To-do list:
(A) In the passage about the Ottoman battleships in the Balkan Wars, what losses did the Greeks inflict on the subject ship's crew at the Battle of Lemnos?
(B) Extend the passage about the Ottoman battleships and their entry into World War I, picking up after its final sentence.

Given passage:
Unfortunately for the Turks, both of their new-to-them German battleships got the short end of the stick against the Greek’s Italian-built armored cruiser Georgios Averof and her companions and were peppered with shells in each of their meetings with the Hellenic Navy, leaving them in poor shape just two years after delivery. Due to a low number of 280mm shells available, most of the rounds fired by the ships in their career were from 150mm and 120mm secondary guns. At the Battle of Elli on 16 December 1912, Torgut Rus suffered 8 killed and 20 wounded. At the Battle of Lemnos on 18 January 1913, the Greeks inflicted another 9 killed and 49 wounded on our subject’s crew.

Comparison between the Ottoman (left) and Greek (right) fleets during the First Balkan War, 1912-13 L’Illustration, No. 3652, 22 Février 1913 via Wiki. Torgut Ruis is the second from the bottom left.

With little time to lick their wounds, the Ottomans were sucked into World War I on the German side, largely due to the machinations of the aforementioned Adm. Souchon, who showed up with the SMS Goeben and SMS Breslau at Constantinople just after the balloon went up with the British hot on his heels. Donning fez and raising an Ottoman crescent banner, Souchon on his own went on to raid the Russian coast in the Black Sea under the pretext of being in the Sultan’s navy, an act that brought the “Sick Man of Europe” into the hospice care of a conflict it could never hope to survive.

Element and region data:
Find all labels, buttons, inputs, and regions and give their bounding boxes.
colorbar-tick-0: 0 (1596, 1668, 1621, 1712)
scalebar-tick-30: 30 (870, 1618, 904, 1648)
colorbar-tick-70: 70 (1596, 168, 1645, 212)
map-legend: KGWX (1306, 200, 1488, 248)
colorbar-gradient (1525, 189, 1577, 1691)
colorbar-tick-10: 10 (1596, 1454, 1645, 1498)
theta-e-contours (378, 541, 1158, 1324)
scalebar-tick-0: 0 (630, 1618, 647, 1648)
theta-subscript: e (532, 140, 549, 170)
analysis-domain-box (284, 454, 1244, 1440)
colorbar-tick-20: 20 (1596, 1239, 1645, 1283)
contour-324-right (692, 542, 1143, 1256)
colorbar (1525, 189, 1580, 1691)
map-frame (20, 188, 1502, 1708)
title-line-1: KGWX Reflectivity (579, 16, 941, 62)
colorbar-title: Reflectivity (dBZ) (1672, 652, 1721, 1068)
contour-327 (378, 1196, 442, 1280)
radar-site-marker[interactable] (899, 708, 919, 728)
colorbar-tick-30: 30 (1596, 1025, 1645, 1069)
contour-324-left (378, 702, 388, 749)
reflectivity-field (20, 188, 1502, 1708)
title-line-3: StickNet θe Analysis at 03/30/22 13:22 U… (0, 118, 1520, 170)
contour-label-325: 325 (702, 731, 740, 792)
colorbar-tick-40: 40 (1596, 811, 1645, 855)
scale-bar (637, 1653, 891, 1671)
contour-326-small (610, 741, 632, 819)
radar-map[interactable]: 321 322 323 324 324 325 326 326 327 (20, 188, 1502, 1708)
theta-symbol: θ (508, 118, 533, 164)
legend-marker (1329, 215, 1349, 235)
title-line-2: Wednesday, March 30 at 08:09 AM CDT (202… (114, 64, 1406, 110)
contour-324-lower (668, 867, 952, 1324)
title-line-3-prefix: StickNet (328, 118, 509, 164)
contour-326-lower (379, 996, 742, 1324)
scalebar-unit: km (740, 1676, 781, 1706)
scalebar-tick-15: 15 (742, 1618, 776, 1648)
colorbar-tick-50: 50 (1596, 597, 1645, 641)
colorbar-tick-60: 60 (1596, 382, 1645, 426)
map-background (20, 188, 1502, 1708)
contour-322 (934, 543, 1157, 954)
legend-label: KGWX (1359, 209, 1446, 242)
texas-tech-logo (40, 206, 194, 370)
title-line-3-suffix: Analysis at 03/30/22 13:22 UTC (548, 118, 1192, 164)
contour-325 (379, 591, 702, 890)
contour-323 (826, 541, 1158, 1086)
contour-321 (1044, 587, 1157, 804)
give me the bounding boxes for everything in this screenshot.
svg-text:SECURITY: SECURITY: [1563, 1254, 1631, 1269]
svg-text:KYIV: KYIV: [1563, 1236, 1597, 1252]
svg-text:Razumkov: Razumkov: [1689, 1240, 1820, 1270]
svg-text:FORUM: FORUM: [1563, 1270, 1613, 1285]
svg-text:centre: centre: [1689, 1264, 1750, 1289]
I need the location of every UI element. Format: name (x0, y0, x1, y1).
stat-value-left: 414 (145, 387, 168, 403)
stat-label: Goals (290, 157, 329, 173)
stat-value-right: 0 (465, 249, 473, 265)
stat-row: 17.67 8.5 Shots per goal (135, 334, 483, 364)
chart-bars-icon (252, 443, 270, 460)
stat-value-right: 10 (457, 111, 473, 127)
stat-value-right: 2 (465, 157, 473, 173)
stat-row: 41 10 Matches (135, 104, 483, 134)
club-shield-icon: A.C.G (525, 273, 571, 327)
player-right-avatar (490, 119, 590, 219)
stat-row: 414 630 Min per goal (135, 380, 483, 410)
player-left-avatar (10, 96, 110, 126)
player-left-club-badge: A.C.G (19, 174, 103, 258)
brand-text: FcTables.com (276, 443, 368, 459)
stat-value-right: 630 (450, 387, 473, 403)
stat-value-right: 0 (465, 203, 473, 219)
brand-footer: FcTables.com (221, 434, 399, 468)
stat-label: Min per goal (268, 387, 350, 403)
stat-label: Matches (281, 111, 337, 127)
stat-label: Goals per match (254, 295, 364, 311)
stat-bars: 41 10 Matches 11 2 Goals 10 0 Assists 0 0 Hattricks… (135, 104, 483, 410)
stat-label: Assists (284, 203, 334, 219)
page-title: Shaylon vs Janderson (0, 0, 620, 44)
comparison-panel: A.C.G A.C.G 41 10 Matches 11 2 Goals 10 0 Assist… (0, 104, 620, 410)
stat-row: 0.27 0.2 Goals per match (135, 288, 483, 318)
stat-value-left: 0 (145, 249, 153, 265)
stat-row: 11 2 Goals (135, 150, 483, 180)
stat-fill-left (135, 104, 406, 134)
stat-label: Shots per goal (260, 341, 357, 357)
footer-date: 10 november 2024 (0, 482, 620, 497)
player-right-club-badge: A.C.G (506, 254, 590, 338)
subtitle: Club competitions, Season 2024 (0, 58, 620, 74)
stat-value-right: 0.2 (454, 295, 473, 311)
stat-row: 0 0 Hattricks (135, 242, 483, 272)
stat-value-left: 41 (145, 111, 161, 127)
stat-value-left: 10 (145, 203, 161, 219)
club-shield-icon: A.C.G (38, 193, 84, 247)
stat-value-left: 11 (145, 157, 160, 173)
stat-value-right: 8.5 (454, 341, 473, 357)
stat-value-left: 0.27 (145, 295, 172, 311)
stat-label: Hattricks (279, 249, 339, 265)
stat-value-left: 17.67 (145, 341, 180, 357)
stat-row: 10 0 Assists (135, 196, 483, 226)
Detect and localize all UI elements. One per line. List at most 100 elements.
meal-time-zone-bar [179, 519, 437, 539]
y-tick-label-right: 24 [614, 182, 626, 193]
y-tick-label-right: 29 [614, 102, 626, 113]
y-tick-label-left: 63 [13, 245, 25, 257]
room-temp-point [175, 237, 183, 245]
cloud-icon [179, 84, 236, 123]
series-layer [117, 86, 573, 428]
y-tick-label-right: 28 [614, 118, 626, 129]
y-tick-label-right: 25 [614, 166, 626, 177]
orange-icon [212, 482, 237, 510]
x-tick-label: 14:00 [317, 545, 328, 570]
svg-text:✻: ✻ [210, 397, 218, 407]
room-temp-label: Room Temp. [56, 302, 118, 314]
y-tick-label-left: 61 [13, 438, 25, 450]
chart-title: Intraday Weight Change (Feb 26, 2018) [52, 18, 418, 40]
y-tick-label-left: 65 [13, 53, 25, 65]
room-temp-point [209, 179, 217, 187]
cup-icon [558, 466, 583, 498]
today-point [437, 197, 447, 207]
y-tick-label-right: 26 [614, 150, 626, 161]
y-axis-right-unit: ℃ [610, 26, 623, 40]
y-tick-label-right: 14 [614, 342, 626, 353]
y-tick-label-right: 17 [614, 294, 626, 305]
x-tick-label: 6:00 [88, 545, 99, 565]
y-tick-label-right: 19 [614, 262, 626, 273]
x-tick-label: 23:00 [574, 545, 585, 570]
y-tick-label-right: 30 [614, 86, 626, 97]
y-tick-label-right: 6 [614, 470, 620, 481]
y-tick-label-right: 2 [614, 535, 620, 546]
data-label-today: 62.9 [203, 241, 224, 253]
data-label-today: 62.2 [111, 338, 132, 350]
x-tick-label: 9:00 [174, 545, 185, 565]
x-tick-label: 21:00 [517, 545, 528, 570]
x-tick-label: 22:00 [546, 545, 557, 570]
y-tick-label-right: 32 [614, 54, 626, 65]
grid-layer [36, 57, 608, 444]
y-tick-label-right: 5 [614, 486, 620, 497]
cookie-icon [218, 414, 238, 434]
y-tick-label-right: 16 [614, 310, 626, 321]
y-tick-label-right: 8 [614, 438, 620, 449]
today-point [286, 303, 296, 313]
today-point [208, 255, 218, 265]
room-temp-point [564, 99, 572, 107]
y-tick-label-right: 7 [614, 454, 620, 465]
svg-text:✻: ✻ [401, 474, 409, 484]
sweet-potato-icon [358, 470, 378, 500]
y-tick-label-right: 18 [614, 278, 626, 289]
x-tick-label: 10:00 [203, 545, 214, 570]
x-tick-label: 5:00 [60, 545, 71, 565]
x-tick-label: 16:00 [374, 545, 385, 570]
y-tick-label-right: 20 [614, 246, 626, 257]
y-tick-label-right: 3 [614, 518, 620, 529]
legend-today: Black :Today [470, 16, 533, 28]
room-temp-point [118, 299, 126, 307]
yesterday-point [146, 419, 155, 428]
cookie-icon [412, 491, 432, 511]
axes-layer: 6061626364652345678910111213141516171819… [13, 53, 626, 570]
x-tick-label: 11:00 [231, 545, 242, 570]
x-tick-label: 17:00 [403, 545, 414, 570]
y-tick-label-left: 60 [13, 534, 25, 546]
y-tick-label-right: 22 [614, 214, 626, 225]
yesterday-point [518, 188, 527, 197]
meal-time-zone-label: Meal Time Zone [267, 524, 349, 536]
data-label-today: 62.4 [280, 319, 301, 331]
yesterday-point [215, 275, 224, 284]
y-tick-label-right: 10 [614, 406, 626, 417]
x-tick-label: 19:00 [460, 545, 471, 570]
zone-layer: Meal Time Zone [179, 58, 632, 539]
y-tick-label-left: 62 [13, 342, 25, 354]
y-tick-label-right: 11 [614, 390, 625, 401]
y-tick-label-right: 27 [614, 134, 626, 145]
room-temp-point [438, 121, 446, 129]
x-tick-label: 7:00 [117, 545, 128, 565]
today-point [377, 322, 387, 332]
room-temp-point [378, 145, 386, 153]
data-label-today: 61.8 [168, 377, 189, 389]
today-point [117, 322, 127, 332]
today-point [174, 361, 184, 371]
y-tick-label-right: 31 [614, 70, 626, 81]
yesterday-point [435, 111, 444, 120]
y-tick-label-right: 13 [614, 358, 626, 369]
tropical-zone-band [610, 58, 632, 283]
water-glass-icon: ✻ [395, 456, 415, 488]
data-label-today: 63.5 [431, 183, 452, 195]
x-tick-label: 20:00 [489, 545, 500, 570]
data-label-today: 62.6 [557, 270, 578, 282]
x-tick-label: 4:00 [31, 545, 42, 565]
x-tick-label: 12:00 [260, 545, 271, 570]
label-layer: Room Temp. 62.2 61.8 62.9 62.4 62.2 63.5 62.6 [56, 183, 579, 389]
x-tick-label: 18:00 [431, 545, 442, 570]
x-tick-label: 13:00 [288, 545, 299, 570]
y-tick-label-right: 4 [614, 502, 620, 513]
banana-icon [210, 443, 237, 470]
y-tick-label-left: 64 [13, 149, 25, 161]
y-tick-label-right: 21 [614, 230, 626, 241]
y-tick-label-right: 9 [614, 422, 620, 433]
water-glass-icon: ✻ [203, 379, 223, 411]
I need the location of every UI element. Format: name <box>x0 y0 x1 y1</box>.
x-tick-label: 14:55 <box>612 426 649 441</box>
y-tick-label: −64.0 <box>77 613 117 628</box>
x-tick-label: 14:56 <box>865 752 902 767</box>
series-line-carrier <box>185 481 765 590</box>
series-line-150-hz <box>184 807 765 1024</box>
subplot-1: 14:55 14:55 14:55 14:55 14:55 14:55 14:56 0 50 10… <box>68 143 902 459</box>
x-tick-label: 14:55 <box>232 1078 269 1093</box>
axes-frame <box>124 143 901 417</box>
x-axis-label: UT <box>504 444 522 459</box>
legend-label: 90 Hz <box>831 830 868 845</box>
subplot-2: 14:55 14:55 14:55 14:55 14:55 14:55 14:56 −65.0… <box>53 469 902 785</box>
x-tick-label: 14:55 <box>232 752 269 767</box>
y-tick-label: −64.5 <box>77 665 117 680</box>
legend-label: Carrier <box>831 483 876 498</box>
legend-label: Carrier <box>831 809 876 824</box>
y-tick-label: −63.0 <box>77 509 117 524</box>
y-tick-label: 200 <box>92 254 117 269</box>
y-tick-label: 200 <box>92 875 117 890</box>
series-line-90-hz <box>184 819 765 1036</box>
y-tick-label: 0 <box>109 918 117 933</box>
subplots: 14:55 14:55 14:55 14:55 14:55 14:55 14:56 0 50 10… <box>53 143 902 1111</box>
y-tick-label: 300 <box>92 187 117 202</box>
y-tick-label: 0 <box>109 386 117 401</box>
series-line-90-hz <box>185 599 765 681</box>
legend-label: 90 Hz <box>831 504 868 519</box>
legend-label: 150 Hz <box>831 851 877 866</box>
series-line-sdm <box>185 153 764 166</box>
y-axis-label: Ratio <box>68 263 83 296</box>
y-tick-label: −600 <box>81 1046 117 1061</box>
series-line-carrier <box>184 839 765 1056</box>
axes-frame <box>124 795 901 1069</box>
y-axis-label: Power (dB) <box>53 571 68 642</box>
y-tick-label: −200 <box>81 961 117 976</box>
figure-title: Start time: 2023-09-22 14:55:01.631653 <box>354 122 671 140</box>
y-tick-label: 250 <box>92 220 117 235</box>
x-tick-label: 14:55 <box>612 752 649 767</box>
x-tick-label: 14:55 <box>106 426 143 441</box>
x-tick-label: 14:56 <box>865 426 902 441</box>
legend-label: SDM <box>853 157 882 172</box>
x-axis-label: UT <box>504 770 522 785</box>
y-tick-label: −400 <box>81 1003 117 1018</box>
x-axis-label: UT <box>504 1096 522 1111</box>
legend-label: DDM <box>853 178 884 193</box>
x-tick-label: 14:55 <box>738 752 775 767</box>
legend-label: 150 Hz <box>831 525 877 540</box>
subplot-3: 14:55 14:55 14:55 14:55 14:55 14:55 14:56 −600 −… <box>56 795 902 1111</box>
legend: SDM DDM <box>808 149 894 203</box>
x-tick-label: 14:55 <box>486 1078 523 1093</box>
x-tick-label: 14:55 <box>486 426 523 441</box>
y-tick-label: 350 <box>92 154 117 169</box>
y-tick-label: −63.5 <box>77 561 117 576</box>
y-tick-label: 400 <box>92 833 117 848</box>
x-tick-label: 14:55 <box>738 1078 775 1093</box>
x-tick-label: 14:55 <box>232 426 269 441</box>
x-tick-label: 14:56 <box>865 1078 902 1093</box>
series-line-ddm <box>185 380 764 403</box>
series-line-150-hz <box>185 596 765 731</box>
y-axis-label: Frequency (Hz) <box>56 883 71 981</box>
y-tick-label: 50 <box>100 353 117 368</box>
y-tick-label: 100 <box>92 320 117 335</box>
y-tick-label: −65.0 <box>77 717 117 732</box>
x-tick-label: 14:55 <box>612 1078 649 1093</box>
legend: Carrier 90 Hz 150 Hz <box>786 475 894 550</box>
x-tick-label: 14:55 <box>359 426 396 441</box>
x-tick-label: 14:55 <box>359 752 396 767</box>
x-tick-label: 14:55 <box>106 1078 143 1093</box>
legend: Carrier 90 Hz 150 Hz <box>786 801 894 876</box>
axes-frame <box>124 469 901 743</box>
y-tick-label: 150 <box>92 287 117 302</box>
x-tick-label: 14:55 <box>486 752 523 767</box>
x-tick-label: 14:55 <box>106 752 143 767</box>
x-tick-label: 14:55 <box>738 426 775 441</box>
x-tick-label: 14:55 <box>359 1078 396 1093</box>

Written answers:
(A) Nine killed and 49 wounded.

(B)
The Ottoman battleship Torgud Reis (ex-SMS Weißenburg) in 1915 during the Gallipoli Campaign. Note her stubby 11″/35s amidships compared to her 11″/40s in the front and rear.

Nonetheless, both Torgud Reis and Barbaros Hayreddin managed to give a good account of themselves in the Dardanelles Campaign, shelling ANZAC troops along Gallipoli and dodging Allied submarines and battleships. Speaking of which, Barbaros Hayreddin was dispatched by a single torpedo from Royal Navy HMS E11, which had penetrated the Sea of Marmara, in August 1915, taking half her crew with her.

Her biggest contribution to the war would seem to come when she tied to Goeben/Yavuz on a rough day for the Turks in January 1918 during the Battle of Imbros and pull the stranded battlecruiser off Nagara Point before the Allies could kill her, as such preserving a fleet in being for the rest of the conflict.

For more on the Ottoman Navy of that period, click here for an excellent essay.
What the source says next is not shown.